- What to do -
For the material that follows, list every line containing the word "subtitle".

- Listing -
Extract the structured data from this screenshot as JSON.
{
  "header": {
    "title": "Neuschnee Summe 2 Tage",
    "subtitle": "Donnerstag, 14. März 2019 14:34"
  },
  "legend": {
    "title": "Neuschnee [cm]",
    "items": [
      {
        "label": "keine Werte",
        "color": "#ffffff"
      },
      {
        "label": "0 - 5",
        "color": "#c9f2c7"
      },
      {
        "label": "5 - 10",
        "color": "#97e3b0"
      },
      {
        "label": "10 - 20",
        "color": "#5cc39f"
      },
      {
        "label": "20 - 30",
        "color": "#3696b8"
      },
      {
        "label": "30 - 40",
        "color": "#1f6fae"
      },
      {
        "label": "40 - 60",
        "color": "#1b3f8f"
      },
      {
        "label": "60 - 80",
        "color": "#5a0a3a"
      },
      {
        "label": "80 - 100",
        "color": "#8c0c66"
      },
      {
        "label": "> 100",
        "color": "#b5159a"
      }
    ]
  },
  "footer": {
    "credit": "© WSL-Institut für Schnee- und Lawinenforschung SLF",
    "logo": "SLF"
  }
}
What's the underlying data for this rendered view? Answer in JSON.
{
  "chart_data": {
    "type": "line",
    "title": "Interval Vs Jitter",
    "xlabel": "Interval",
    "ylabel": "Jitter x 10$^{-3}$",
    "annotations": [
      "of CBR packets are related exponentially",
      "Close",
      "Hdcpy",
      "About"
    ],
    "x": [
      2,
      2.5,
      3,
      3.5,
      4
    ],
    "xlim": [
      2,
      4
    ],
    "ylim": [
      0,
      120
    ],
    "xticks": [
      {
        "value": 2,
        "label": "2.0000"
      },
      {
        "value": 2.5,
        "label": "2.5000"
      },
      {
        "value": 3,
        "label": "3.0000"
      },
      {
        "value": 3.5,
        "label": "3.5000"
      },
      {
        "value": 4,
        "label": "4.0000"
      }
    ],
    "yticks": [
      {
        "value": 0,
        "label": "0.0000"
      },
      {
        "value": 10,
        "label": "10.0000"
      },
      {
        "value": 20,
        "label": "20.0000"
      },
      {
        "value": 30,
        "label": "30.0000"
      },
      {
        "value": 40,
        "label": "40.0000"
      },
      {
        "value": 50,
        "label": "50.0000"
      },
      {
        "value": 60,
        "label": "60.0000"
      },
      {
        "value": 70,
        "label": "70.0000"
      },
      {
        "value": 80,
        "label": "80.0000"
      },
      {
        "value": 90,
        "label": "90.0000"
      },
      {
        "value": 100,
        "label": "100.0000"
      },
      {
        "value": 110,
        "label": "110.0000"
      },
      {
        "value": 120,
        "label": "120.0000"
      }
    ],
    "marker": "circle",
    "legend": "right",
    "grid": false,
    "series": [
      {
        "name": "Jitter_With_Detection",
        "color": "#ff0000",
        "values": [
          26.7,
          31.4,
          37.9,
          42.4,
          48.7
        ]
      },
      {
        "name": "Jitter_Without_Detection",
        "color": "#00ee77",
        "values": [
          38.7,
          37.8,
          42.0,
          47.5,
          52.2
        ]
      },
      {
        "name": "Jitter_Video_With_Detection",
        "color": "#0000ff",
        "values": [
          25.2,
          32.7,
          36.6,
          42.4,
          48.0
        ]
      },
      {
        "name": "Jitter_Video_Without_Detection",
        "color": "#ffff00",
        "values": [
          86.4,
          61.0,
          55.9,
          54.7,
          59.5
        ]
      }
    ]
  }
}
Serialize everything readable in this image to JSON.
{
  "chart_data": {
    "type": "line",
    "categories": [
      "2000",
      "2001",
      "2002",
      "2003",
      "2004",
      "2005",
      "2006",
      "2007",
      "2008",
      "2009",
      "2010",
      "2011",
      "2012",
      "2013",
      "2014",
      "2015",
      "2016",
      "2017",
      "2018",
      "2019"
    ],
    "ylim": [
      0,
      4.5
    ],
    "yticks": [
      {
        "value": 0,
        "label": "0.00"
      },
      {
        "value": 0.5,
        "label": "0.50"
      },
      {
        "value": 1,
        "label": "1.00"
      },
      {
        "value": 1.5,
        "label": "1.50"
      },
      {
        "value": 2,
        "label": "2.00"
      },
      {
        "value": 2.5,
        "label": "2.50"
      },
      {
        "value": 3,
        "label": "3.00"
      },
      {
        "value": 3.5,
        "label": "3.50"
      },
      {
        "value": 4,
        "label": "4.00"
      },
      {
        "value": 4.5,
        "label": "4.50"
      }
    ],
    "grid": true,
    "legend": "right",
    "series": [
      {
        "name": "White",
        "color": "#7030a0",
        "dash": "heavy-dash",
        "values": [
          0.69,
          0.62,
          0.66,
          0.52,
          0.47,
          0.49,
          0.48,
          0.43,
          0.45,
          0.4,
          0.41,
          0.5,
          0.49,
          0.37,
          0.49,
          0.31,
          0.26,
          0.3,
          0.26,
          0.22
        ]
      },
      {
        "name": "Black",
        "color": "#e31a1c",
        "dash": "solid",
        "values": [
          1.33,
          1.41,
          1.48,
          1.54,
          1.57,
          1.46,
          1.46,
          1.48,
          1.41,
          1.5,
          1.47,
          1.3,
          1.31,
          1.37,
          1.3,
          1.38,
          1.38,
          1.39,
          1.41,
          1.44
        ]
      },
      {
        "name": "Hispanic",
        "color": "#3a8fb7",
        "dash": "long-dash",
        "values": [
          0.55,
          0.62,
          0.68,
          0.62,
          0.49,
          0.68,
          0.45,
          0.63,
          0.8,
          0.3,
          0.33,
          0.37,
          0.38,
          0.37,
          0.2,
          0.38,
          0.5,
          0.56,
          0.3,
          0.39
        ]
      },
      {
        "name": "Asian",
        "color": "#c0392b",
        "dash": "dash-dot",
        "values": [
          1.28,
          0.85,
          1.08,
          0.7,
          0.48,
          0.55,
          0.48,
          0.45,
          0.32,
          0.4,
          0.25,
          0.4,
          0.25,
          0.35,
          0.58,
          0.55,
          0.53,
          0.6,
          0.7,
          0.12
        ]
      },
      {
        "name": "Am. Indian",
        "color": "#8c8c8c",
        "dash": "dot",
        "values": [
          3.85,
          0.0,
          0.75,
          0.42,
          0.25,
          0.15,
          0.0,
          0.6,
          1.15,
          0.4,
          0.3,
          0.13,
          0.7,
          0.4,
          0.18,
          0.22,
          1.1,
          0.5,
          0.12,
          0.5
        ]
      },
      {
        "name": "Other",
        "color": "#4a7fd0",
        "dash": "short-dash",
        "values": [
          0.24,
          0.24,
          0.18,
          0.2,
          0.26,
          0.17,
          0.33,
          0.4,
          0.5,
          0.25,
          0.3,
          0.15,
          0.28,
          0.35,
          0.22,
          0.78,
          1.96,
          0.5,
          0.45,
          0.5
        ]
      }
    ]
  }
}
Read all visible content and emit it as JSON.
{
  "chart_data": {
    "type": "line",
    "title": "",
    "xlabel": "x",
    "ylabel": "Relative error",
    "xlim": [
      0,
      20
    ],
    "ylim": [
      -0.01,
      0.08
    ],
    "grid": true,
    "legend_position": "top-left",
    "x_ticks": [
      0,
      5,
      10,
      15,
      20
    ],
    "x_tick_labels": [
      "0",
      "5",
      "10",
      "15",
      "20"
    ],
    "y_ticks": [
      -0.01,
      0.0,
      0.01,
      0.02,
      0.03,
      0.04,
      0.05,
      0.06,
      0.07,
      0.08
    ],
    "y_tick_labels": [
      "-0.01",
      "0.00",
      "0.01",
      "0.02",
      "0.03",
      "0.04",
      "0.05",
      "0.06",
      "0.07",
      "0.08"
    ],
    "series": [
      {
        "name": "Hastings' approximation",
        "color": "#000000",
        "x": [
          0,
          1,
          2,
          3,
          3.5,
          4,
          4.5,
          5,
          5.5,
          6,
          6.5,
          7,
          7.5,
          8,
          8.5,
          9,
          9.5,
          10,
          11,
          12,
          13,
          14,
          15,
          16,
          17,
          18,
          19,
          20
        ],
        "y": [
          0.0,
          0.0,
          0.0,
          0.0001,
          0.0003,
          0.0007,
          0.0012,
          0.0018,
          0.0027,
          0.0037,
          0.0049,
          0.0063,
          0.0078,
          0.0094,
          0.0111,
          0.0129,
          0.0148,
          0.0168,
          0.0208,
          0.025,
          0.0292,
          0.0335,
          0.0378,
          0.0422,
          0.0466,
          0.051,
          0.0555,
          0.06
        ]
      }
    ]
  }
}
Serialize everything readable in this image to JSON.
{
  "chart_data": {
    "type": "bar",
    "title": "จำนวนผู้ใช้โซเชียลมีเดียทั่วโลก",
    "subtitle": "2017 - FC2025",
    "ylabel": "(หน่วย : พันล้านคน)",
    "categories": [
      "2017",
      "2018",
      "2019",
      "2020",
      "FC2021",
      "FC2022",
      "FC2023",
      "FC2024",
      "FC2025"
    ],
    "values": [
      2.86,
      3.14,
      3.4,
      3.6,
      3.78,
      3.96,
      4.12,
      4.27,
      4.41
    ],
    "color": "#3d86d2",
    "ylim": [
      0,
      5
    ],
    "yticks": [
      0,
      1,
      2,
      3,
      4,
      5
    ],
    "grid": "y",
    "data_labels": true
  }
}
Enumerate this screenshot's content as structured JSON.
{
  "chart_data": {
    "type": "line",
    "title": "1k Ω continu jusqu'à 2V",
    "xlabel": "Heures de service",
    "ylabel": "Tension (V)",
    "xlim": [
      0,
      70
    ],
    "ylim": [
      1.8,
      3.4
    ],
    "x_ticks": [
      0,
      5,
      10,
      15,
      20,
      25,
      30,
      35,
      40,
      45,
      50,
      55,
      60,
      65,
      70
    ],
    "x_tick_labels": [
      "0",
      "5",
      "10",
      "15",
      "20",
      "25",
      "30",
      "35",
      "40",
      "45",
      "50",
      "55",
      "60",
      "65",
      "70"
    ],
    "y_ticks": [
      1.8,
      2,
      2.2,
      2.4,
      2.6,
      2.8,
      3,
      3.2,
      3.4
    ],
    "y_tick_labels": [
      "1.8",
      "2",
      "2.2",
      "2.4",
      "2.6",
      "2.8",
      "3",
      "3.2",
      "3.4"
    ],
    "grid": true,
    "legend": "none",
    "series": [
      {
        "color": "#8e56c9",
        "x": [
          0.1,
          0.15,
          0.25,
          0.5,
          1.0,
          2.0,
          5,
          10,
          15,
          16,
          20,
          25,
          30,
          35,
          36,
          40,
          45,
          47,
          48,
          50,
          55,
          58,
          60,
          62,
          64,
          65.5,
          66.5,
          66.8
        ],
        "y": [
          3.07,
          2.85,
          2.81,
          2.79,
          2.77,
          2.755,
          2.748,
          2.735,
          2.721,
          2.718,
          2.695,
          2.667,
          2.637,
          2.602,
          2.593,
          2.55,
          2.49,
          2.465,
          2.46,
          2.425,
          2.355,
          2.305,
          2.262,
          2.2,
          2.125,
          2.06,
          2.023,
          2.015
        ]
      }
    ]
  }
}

- The answer -
    "subtitle": "Donnerstag, 14. März 2019 14:34"
    "subtitle": "2017 - FC2025",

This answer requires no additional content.